== Exercise prompt ==
Gather every line of the entries that includes the word "tous".

== Records for this exercise ==
** BEGIN **
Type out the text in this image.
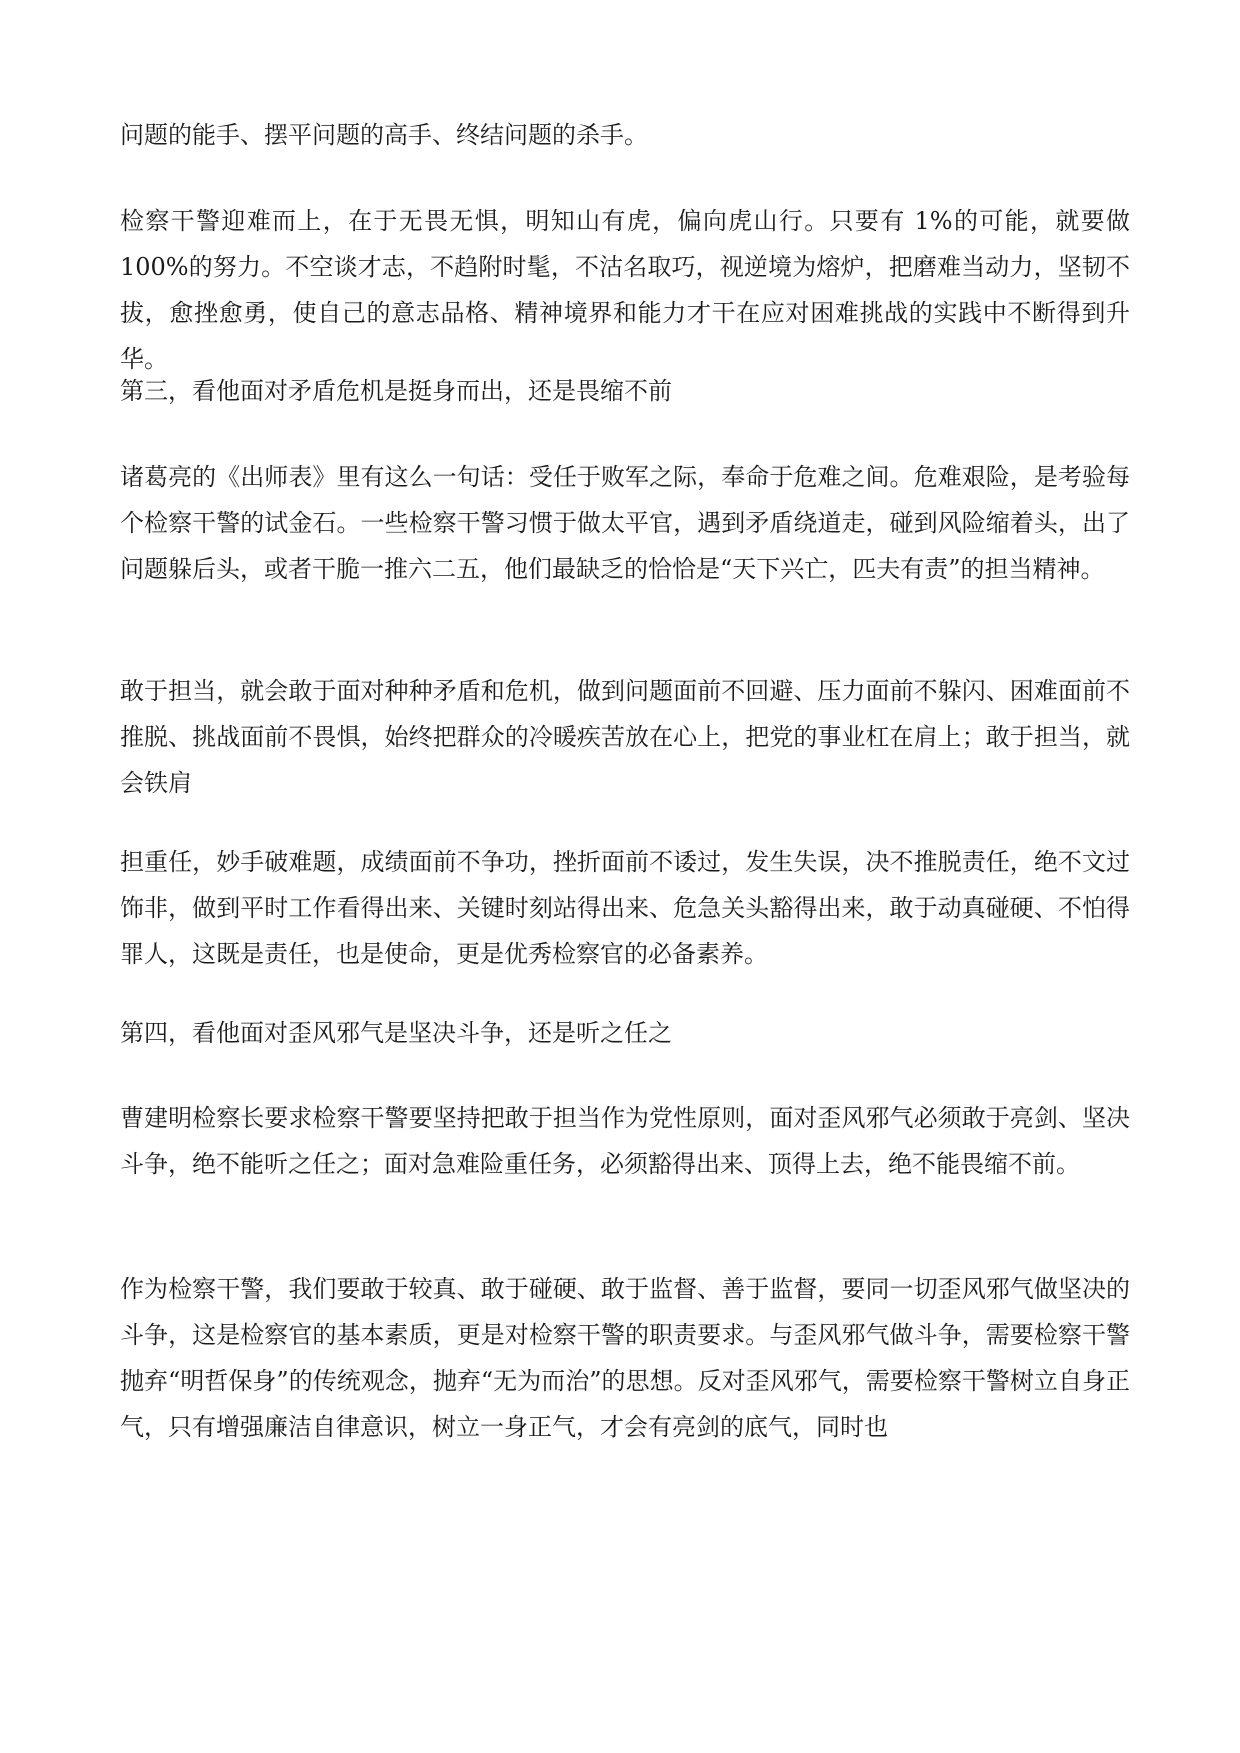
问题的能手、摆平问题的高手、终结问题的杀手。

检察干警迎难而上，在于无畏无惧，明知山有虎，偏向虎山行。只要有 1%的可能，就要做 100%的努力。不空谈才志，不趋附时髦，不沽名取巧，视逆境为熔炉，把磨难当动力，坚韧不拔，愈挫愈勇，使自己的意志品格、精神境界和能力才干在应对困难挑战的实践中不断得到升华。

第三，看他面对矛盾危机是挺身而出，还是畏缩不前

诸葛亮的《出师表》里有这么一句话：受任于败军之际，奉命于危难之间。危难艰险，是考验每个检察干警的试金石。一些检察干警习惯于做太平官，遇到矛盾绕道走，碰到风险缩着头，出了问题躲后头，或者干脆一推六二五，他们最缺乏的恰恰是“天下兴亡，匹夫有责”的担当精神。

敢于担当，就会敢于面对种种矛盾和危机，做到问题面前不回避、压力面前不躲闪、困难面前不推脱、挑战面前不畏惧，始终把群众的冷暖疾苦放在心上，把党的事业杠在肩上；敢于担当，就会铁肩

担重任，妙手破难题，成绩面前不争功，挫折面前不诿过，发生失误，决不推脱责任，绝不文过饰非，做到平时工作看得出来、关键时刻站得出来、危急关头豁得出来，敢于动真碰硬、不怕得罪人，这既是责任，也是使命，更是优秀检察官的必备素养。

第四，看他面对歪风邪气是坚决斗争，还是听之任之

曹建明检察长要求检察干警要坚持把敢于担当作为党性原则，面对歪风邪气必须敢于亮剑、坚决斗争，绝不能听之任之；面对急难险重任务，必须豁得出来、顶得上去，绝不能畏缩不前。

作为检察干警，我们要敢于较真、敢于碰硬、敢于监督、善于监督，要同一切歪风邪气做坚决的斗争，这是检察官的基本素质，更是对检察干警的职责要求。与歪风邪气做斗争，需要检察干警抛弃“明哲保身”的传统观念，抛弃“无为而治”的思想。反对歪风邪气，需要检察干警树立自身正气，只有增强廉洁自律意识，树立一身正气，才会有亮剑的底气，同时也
** END **
** BEGIN **
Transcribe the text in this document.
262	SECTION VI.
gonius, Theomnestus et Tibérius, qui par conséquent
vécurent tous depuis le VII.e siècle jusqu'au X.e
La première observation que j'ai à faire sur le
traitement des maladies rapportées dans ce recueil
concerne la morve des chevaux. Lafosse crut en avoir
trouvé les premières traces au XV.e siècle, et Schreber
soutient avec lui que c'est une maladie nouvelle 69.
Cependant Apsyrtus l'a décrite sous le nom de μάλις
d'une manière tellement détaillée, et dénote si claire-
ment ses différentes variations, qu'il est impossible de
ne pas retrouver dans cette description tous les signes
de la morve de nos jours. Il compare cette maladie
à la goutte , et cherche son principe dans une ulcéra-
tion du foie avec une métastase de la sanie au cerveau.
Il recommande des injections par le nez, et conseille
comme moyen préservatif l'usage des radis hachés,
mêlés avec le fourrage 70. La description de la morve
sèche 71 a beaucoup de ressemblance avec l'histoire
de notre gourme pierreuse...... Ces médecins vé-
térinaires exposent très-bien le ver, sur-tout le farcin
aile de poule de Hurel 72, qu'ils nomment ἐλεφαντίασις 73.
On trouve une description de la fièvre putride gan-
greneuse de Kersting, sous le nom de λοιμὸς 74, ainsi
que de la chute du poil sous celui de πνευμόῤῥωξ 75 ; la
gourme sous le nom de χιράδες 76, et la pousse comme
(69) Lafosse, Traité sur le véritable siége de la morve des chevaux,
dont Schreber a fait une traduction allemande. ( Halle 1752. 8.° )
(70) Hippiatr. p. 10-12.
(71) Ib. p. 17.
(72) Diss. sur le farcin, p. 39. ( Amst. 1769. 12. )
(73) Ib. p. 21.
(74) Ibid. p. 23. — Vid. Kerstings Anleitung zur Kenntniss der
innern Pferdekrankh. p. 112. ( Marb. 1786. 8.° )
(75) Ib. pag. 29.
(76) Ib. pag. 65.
** END **
== Task answer ==
vécurent tous depuis le VII.e siècle jusqu'au X.e
ne pas retrouver dans cette description tous les signes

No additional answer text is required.